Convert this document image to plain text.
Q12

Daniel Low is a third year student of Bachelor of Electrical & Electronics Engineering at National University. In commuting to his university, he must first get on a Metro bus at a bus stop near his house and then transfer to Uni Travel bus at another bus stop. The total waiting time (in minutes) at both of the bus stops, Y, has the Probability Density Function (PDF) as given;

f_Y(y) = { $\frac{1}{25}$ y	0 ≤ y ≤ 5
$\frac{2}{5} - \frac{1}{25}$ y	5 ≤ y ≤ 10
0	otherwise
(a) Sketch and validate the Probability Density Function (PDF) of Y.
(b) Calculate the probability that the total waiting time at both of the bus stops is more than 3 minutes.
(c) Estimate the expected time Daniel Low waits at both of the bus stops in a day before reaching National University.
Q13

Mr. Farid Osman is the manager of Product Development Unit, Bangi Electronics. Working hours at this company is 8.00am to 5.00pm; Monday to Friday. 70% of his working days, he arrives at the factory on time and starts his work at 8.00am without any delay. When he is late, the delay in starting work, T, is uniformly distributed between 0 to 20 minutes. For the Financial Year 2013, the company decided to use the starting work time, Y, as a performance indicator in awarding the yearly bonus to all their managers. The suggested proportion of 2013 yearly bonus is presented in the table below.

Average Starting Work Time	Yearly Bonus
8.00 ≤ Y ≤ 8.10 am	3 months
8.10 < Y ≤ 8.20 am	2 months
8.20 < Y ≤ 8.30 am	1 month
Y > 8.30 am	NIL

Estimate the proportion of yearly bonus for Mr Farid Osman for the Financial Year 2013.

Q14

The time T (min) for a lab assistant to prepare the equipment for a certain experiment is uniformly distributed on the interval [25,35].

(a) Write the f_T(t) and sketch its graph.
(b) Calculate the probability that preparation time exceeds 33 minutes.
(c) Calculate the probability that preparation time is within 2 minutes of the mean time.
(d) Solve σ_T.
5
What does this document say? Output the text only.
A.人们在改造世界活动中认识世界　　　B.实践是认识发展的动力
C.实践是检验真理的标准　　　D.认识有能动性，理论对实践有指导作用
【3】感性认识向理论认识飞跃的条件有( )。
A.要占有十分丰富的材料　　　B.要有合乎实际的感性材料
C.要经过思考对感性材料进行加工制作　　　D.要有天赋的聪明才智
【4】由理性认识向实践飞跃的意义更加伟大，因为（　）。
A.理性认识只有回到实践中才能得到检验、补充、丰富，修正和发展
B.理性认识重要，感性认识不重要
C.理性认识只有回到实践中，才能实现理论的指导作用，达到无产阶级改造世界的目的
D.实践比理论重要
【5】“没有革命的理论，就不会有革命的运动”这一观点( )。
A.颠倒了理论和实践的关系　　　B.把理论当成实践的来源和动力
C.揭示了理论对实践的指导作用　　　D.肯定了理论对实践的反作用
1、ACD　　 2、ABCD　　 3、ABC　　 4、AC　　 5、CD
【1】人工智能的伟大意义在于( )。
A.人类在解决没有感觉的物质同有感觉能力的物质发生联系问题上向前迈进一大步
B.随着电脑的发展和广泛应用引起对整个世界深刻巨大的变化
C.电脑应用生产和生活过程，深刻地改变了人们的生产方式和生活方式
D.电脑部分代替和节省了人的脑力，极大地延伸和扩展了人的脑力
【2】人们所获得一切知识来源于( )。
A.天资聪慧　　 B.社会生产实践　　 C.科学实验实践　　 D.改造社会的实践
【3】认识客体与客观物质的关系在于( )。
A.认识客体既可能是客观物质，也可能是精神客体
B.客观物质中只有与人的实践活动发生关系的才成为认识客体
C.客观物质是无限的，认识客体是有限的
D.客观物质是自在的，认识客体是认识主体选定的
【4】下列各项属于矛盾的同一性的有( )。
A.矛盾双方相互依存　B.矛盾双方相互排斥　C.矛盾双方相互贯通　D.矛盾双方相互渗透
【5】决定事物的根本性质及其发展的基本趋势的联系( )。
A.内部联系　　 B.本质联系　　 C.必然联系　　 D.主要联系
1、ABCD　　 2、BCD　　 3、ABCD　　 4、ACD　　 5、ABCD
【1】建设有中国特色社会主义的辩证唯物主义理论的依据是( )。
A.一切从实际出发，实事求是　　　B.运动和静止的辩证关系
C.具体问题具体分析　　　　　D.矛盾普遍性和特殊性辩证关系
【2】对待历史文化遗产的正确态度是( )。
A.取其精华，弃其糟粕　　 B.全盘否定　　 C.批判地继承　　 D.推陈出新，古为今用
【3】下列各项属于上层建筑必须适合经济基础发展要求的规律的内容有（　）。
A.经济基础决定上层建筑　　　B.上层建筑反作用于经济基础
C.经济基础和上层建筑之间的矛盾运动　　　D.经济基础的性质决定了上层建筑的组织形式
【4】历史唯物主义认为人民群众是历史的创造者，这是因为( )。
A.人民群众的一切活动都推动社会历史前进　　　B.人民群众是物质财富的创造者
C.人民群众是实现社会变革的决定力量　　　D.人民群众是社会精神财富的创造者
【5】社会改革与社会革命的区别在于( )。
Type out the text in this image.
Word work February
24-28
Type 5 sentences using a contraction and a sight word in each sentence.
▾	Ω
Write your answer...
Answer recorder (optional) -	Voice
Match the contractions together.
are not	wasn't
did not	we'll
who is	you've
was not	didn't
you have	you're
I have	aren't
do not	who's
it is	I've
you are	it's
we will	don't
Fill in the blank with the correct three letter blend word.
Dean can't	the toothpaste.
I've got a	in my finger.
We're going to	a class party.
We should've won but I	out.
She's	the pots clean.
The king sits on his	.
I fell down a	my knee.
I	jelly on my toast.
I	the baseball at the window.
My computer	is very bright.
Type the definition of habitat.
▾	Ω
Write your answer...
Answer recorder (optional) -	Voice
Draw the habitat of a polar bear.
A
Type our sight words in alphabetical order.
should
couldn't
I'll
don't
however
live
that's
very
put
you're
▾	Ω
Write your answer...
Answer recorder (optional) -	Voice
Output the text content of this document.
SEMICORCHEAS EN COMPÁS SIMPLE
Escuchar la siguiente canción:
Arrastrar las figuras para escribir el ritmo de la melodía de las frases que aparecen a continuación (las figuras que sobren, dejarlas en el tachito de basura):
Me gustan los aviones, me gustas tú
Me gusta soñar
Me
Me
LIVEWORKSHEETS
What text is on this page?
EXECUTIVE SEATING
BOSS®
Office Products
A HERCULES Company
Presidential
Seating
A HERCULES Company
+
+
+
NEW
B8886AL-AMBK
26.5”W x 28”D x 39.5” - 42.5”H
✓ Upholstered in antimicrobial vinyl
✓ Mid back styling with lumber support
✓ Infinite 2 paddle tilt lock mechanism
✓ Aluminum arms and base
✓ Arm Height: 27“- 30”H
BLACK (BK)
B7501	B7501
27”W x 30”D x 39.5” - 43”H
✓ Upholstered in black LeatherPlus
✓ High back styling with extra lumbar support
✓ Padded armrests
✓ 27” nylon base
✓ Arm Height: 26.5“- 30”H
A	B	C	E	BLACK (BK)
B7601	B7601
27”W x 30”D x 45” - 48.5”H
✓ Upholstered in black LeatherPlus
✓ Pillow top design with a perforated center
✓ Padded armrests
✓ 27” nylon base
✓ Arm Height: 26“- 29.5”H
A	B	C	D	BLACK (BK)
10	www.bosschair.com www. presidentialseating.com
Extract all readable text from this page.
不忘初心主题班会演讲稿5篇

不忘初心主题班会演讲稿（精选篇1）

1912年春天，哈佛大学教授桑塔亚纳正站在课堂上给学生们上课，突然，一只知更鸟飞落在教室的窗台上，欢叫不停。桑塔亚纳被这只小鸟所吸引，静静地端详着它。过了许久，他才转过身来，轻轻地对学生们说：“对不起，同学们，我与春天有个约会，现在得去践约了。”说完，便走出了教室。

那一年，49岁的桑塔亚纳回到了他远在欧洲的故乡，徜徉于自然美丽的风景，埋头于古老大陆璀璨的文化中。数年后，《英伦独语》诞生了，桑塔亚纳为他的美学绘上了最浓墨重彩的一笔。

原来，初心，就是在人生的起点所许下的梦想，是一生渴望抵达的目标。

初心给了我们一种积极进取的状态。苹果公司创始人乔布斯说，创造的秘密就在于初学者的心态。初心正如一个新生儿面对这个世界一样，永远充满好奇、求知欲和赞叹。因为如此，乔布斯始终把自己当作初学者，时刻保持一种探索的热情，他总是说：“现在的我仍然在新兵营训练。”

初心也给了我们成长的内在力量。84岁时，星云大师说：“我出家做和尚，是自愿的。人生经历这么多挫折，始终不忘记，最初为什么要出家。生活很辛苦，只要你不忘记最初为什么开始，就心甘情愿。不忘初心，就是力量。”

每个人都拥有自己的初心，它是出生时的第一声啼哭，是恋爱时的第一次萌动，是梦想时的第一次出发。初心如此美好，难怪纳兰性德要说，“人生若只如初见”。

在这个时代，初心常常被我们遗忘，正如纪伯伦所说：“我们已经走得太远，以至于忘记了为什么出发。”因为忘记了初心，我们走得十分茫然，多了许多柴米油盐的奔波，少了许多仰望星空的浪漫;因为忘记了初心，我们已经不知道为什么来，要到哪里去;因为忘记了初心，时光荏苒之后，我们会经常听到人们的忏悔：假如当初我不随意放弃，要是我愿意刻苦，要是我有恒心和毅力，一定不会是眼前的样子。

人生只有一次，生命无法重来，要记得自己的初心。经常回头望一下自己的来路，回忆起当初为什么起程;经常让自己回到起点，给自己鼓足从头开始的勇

************

### Task instructions:
Gather all lines from the records above in which "Estimate" appears.

### Full output:
(c) Estimate the expected time Daniel Low waits at both of the bus stops in a day before reaching National University.
Estimate the proportion of yearly bonus for Mr Farid Osman for the Financial Year 2013.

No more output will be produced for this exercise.